The exercise =>
Give the number of lines in the entries that contain "structured". State only the count.

Supplied material =>
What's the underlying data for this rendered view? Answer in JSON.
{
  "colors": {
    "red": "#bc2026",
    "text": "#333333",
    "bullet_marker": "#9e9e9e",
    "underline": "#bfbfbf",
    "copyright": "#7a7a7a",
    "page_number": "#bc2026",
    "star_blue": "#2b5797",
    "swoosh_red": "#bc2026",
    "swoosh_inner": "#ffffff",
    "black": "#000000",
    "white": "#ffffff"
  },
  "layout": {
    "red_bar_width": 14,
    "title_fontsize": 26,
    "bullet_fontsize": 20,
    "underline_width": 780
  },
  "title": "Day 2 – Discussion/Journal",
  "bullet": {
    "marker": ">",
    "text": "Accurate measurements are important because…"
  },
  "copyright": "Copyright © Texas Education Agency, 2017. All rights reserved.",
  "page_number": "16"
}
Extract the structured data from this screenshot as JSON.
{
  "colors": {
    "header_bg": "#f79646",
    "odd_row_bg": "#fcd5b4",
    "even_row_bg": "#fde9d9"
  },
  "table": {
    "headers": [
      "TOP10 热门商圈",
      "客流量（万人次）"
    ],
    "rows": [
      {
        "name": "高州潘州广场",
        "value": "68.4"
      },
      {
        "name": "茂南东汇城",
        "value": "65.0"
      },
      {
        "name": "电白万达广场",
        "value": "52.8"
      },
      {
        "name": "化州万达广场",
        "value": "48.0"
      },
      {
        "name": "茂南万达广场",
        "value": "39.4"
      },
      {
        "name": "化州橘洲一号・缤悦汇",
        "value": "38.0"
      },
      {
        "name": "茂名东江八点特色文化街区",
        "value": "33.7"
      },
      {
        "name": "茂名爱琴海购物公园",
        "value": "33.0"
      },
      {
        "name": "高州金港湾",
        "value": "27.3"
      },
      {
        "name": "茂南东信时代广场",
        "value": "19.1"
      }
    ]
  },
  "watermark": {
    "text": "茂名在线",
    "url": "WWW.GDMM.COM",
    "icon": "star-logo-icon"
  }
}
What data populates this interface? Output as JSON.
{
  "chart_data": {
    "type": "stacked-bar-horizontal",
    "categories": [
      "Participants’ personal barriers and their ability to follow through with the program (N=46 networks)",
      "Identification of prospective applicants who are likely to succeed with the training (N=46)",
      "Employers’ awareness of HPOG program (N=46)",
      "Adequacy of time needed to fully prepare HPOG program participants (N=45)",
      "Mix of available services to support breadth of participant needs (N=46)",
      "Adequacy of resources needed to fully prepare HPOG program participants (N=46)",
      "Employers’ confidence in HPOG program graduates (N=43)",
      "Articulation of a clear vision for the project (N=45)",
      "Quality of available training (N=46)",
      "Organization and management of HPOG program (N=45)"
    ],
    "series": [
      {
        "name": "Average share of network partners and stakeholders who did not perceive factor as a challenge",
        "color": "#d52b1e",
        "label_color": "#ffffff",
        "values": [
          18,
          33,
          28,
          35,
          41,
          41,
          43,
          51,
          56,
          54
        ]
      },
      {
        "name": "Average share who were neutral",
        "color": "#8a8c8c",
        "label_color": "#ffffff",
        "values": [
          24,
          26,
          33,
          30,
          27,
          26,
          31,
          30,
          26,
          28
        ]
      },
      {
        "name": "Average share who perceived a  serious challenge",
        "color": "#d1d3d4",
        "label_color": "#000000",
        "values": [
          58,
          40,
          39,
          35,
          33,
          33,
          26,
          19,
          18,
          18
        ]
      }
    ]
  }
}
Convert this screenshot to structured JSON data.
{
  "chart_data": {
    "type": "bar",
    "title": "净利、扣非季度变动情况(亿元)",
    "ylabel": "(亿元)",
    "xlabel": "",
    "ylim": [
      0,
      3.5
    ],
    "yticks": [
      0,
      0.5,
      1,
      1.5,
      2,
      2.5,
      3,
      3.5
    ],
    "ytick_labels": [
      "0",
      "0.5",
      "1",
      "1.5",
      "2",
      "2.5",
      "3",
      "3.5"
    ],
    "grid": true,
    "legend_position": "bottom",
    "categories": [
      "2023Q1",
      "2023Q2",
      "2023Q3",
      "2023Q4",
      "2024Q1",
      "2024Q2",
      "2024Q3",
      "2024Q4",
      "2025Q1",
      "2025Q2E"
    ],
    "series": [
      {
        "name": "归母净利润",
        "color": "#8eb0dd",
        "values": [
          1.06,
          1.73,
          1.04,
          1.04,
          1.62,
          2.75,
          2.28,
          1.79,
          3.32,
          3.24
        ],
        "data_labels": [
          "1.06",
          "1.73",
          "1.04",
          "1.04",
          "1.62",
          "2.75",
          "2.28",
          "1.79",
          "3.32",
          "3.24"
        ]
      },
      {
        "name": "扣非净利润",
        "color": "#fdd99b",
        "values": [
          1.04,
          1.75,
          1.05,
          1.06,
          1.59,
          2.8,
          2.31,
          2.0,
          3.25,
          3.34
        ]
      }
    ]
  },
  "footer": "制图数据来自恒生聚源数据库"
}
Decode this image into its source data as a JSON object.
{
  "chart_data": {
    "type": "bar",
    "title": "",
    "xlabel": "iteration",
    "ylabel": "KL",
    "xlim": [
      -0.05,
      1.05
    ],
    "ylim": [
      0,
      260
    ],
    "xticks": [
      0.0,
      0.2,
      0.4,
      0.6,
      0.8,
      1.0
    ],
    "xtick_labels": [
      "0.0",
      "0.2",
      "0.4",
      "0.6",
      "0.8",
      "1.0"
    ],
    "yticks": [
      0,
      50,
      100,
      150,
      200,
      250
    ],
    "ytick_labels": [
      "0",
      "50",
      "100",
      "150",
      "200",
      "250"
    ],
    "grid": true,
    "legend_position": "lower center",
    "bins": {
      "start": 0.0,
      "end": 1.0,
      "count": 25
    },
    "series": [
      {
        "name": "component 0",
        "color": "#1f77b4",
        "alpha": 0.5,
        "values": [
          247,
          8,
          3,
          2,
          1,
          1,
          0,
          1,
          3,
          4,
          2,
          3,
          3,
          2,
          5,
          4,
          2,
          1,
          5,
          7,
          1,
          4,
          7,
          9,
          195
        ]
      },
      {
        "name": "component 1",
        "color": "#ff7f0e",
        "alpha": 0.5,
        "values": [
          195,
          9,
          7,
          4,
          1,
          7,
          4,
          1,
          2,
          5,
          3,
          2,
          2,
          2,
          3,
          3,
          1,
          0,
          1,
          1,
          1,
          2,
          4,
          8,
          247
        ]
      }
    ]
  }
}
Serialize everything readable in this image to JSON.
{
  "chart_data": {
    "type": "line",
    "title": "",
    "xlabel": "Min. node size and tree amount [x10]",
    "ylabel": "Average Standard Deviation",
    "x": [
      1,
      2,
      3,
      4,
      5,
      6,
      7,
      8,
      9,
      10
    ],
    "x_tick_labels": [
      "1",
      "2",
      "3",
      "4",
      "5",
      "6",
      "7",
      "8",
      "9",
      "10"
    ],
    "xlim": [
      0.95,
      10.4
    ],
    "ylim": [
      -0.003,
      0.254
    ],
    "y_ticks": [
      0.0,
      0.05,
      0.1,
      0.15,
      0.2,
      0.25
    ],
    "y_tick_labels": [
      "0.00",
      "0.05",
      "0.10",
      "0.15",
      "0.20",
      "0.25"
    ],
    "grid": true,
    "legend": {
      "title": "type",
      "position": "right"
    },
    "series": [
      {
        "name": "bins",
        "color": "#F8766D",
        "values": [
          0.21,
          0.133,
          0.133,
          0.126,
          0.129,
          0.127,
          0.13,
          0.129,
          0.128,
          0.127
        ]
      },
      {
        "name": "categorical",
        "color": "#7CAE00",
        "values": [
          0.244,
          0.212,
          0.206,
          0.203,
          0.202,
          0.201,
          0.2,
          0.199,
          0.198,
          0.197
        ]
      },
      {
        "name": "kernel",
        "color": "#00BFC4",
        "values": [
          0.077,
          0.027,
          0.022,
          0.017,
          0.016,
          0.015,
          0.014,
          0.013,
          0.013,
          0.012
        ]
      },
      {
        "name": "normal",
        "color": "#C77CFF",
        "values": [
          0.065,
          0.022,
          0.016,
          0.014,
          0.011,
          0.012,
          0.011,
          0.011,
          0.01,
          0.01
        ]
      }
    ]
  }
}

The result =>
2